__WRITTEN TASK 1__
Answer these questions about the text on holding Bitcoin and Altcoins:
(a) About how many Altcoins are listed on coinmarketcap.com?
(b) Between which months of last year did everything in the crypto market go south?
(c) For how many years has Bitcoin been around?

Hold until the Market Goes up Again

There are nearly 20,000 Altcoins listed on coinmarketcap.com. Many if not most will not survive the bear market. The few that do, however, will gain more than BTC, simply because they are smaller and have more room to grow. Knowing that makes people sometimes hang on to losing Altcoins longer than they should. Myself included.

I am holding (or “hodling”) my Bitcoin no matter what happens. Except if the price goes above 100K, I might sell a small percentage, because you always need cash. I believe Bitcoin has the fundamentals to survive the bear market and take off again in the next bull market. That is also true of a few Altcoins. There are a few I’m holding on to, even though my investments currently are in the red. If I need the cash, I might sell to pay bills and wait to re-invest when I’m better situated financially. This bear market is likely to last for a while, so if it’s a good project, you will get another chance.

It’s okay to sell your Altcoins, whether to take profit or cut your losses. But if your research tells you the project is solid and a good long-term investment, it’s okay to hold too.

Trade for a Better Crypto (or Other Investment)

Everything in the crypto market went south between May and July of last year. It caught me by surprise. According to the four-year cycle, we should have still been in a bull market. I had small investments in probably twenty different Altcoins. Bitcoin dipped hard in May because of FUD from Elon Musk, and my Altcoins dipped shortly after. I was looking at selling everything at a loss.

With most of them, instead of selling I traded them for Bitcoin. All those investments had lost value relative to the dollar. But Bitcoin rose and fell in tandem with them, so their value relative to Bitcoin was still roughly the same. It didn’t feel like a loss because of that, and because when Bitcoin pumped again, I recovered those losses. Well, I would have if I had sold. More on that in another post.

That looks like the situation we’re in now as well. There is always some risk. But in a bear market, I’ll take my chances with Bitcoin over any Altcoin. It has been around for thirteen years, longer than any other crypto. It has seen multiple bull markets, bear markets, and black swan events, and it is still here. Even when it dumps, it dumps less than Altcoins. It is the most secure network anyone has ever built. No one who has ever bought and held for at least four years has lost money. How many investments can say that? In fact, I am almost to the point where I’ll take my chances with Bitcoin over any other investment period.

So if your Altcoins have lost their shine, I always think trading for Bitcoin is a good move (Again, not financial advice).

Moving from Risk-on to Risk-off

Also in a bear market, you need to be more conservative with your investments in general. Professional traders and investors use the terms risk-on and risk-off. Risk-on refers to assets that are new, speculative, and could bring either great gains or big losses. In other words, risky. Risk-off refers to assets that have been time-tested, are less volatile, and likely to bring smaller gains but also smaller losses if the market goes down. Ask your financial advisor what that means in practical terms.

__WRITTEN TASK 2__
Transcribe the lines of the records starting with the line containing "property-value[interactable]: Ja [526,275,826,292]" and going on through the line containing "property-value[interactable]: nur verwendete".

(Image region annotations)
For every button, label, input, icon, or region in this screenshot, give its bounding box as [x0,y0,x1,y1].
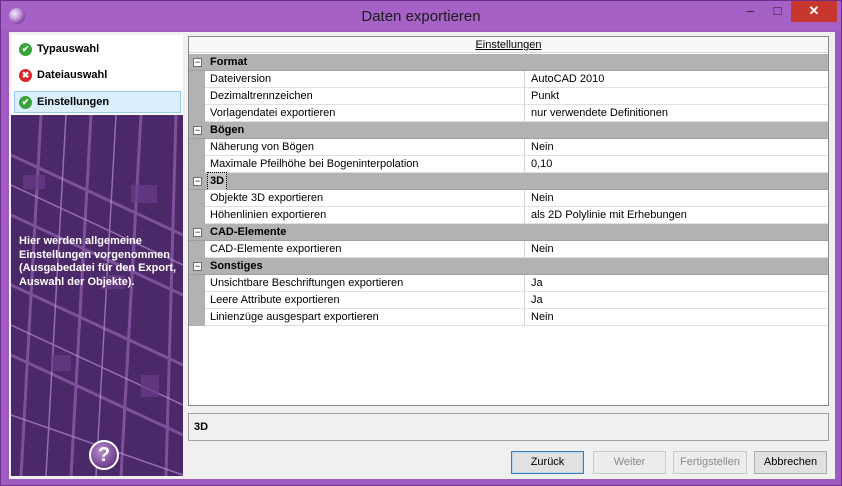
property-value[interactable]: Ja [526,275,826,292]
category-label: Sonstiges [210,260,263,272]
collapse-icon[interactable]: − [193,126,202,135]
close-button[interactable]: ✕ [791,1,837,22]
category-label: CAD-Elemente [210,226,287,238]
property-value[interactable]: nur verwendete Definitionen [526,105,826,122]
description-title: 3D [194,421,209,433]
wizard-steps: ✔ Typauswahl ✖ Dateiauswahl ✔ Einstellun… [11,35,183,115]
property-name: Leere Attribute exportieren [205,292,525,309]
property-row[interactable]: Linienzüge ausgespart exportieren Nein [189,309,828,326]
property-name: Dateiversion [205,71,525,88]
collapse-icon[interactable]: − [193,177,202,186]
cancel-button[interactable]: Abbrechen [754,451,827,474]
category-label: 3D [206,172,228,191]
wizard-sidebar: ✔ Typauswahl ✖ Dateiauswahl ✔ Einstellun… [11,35,183,476]
step-label: Einstellungen [37,96,110,108]
category-label: Format [210,56,248,68]
step-einstellungen[interactable]: ✔ Einstellungen [14,91,181,113]
property-value[interactable]: als 2D Polylinie mit Erhebungen [526,207,826,224]
check-icon: ✔ [19,96,32,109]
property-value[interactable]: AutoCAD 2010 [526,71,826,88]
property-row[interactable]: Dezimaltrennzeichen Punkt [189,88,828,105]
step-label: Typauswahl [37,43,100,55]
step-typauswahl[interactable]: ✔ Typauswahl [14,38,181,60]
property-name: CAD-Elemente exportieren [205,241,525,258]
property-value[interactable]: Nein [526,190,826,207]
step-label: Dateiauswahl [37,69,108,81]
window-title: Daten exportieren [361,8,481,25]
property-name: Linienzüge ausgespart exportieren [205,309,525,326]
property-row[interactable]: Maximale Pfeilhöhe bei Bogeninterpolatio… [189,156,828,173]
property-value[interactable]: 0,10 [526,156,826,173]
title-bar[interactable]: Daten exportieren – □ ✕ [1,1,841,31]
property-name: Dezimaltrennzeichen [205,88,525,105]
property-value[interactable]: Punkt [526,88,826,105]
property-row[interactable]: CAD-Elemente exportieren Nein [189,241,828,258]
step-dateiauswahl[interactable]: ✖ Dateiauswahl [14,64,181,86]
grid-header: Einstellungen [189,37,828,53]
property-row[interactable]: Höhenlinien exportieren als 2D Polylinie … [189,207,828,224]
category-sonstiges[interactable]: − Sonstiges [189,258,828,275]
maximize-button[interactable]: □ [764,1,791,22]
property-grid[interactable]: Einstellungen − Format Dateiversion AutoC… [188,36,829,406]
export-dialog: Daten exportieren – □ ✕ ✔ Typauswahl ✖ D… [0,0,842,486]
category-label: Bögen [210,124,245,136]
step-help-text: Hier werden allgemeine Einstellungen vor… [19,235,177,288]
back-button[interactable]: Zurück [511,451,584,474]
description-panel: 3D [188,413,829,441]
category-format[interactable]: − Format [189,54,828,71]
property-row[interactable]: Leere Attribute exportieren Ja [189,292,828,309]
help-button[interactable]: ? [89,440,119,470]
next-button[interactable]: Weiter [593,451,666,474]
category-3d[interactable]: − 3D [189,172,828,191]
error-icon: ✖ [19,69,32,82]
collapse-icon[interactable]: − [193,262,202,271]
property-name: Objekte 3D exportieren [205,190,525,207]
minimize-button[interactable]: – [737,1,764,22]
property-name: Höhenlinien exportieren [205,207,525,224]
property-row[interactable]: Unsichtbare Beschriftungen exportieren Ja [189,275,828,292]
property-value[interactable]: Nein [526,309,826,326]
collapse-icon[interactable]: − [193,58,202,67]
property-value[interactable]: Nein [526,139,826,156]
property-name: Maximale Pfeilhöhe bei Bogeninterpolatio… [205,156,525,173]
property-value[interactable]: Ja [526,292,826,309]
property-row[interactable]: Vorlagendatei exportieren nur verwendete … [189,105,828,122]
category-boegen[interactable]: − Bögen [189,122,828,139]
property-name: Unsichtbare Beschriftungen exportieren [205,275,525,292]
grid-header-label: Einstellungen [475,39,542,51]
collapse-icon[interactable]: − [193,228,202,237]
grid-rows: − Format Dateiversion AutoCAD 2010 Dezima… [189,54,828,326]
property-name: Näherung von Bögen [205,139,525,156]
property-row[interactable]: Objekte 3D exportieren Nein [189,190,828,207]
dialog-client-area: ✔ Typauswahl ✖ Dateiauswahl ✔ Einstellun… [9,32,835,479]
property-value[interactable]: Nein [526,241,826,258]
finish-button[interactable]: Fertigstellen [673,451,747,474]
check-icon: ✔ [19,43,32,56]
property-name: Vorlagendatei exportieren [205,105,525,122]
property-row[interactable]: Dateiversion AutoCAD 2010 [189,71,828,88]
category-cad-elemente[interactable]: − CAD-Elemente [189,224,828,241]
property-row[interactable]: Näherung von Bögen Nein [189,139,828,156]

__EXPECTED ANSWER 1__
(a) Nearly 20,000
(b) Between May and July
(c) Thirteen years

__EXPECTED ANSWER 2__
property-value[interactable]: Ja [526,275,826,292]
category-label: Sonstiges [210,260,263,272]
collapse-icon[interactable]: − [193,126,202,135]
close-button[interactable]: ✕ [791,1,837,22]
category-label: CAD-Elemente [210,226,287,238]
property-value[interactable]: nur verwendete Definitionen [526,105,826,122]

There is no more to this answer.